-------- DATA PROVIDED --------

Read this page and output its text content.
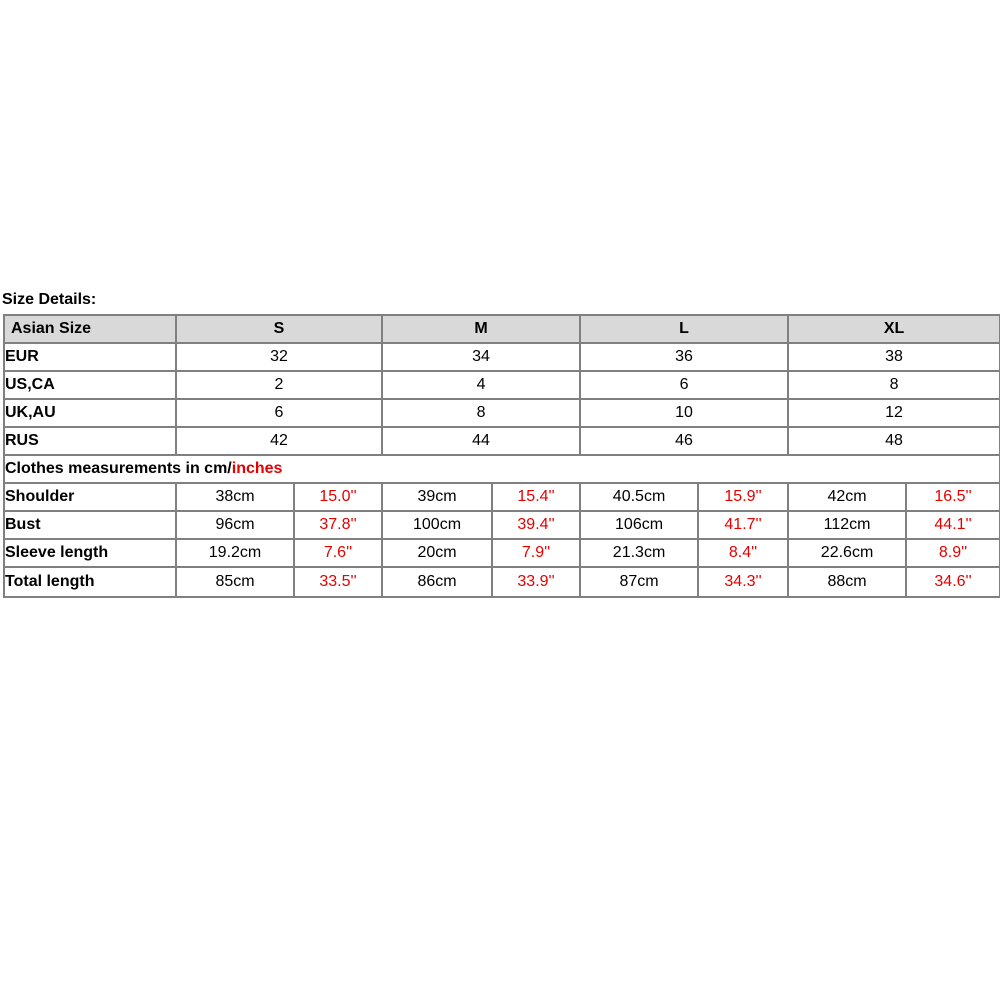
Size Details:
Asian Size	S		M		L		XL	
EUR	32		34		36		38	
US,CA	2		4		6		8	
UK,AU	6		8		10		12	
RUS	42		44		46		48	
Clothes measurements in cm/inches								
Shoulder	38cm	15.0''	39cm	15.4''	40.5cm	15.9''	42cm	16.5''
Bust	96cm	37.8''	100cm	39.4''	106cm	41.7''	112cm	44.1''
Sleeve length	19.2cm	7.6''	20cm	7.9''	21.3cm	8.4''	22.6cm	8.9''
Total length	85cm	33.5''	86cm	33.9''	87cm	34.3''	88cm	34.6''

--------

YOUR OBJECTIVE:
Please repeat the entries exactly. Do not include the pictures.

RESULT OF THE EXERCISE:
Read this page and output its text content.
Size Details:
Asian Size	S		M		L		XL	
EUR	32		34		36		38	
US,CA	2		4		6		8	
UK,AU	6		8		10		12	
RUS	42		44		46		48	
Clothes measurements in cm/inches								
Shoulder	38cm	15.0''	39cm	15.4''	40.5cm	15.9''	42cm	16.5''
Bust	96cm	37.8''	100cm	39.4''	106cm	41.7''	112cm	44.1''
Sleeve length	19.2cm	7.6''	20cm	7.9''	21.3cm	8.4''	22.6cm	8.9''
Total length	85cm	33.5''	86cm	33.9''	87cm	34.3''	88cm	34.6''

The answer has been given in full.